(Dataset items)
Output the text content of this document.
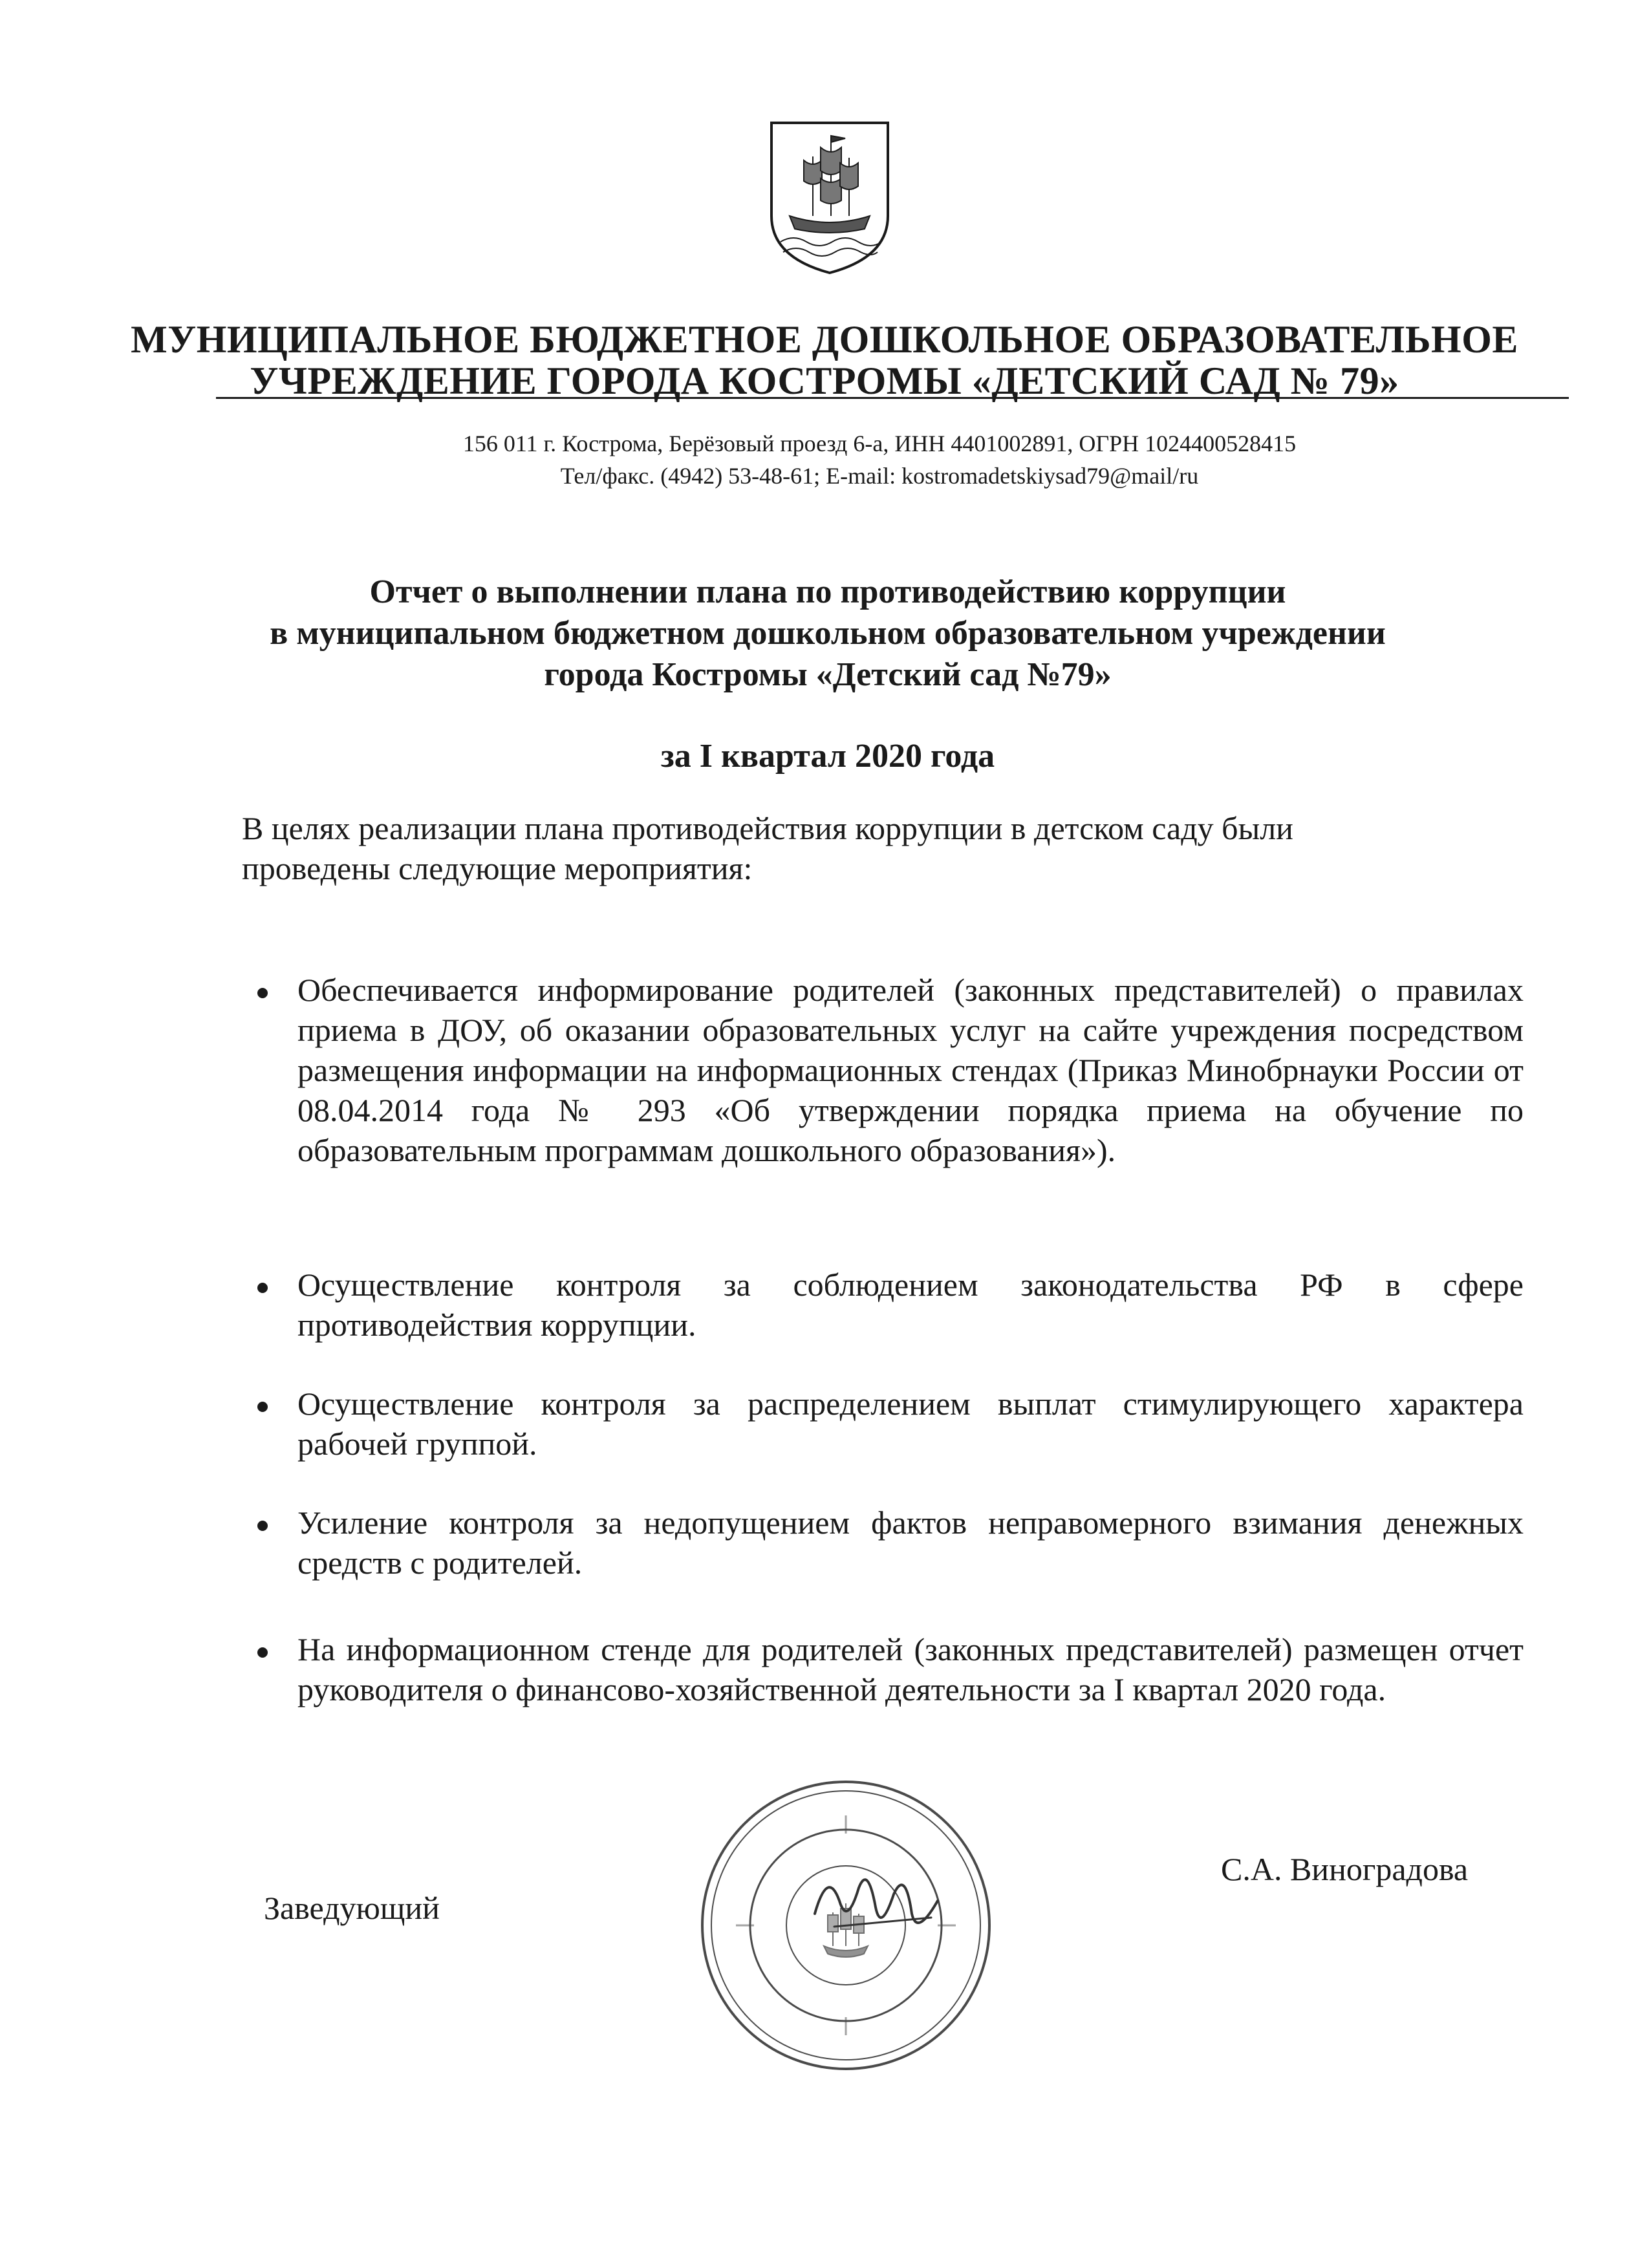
МУНИЦИПАЛЬНОЕ БЮДЖЕТНОЕ ДОШКОЛЬНОЕ ОБРАЗОВАТЕЛЬНОЕ
УЧРЕЖДЕНИЕ ГОРОДА КОСТРОМЫ «ДЕТСКИЙ САД № 79»
156 011 г. Кострома, Берёзовый проезд 6-а, ИНН 4401002891, ОГРН 1024400528415
Тел/факс. (4942) 53-48-61; E-mail: kostromadetskiysad79@mail/ru
Отчет о выполнении плана по противодействию коррупции
в муниципальном бюджетном дошкольном образовательном учреждении
города Костромы «Детский сад №79»
за I квартал 2020 года
В целях реализации плана противодействия коррупции в детском саду были
проведены следующие мероприятия:
Обеспечивается информирование родителей (законных представителей) о правилах приема в ДОУ, об оказании образовательных услуг на сайте учреждения посредством размещения информации на информационных стендах (Приказ Минобрнауки России от 08.04.2014 года № 293 «Об утверждении порядка приема на обучение по образовательным программам дошкольного образования»).
Осуществление контроля за соблюдением законодательства РФ в сфере противодействия коррупции.
Осуществление контроля за распределением выплат стимулирующего характера рабочей группой.
Усиление контроля за недопущением фактов неправомерного взимания денежных средств с родителей.
На информационном стенде для родителей (законных представителей) размещен отчет руководителя о финансово-хозяйственной деятельности за I квартал 2020 года.
Заведующий
С.А. Виноградова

**WHAT YOU HAVE TO DO:** Copy each line of the listing that includes "Осуществление".

**PROBLEM SOLUTION:**
Осуществление контроля за соблюдением законодательства РФ в сфере противодействия коррупции.
Осуществление контроля за распределением выплат стимулирующего характера рабочей группой.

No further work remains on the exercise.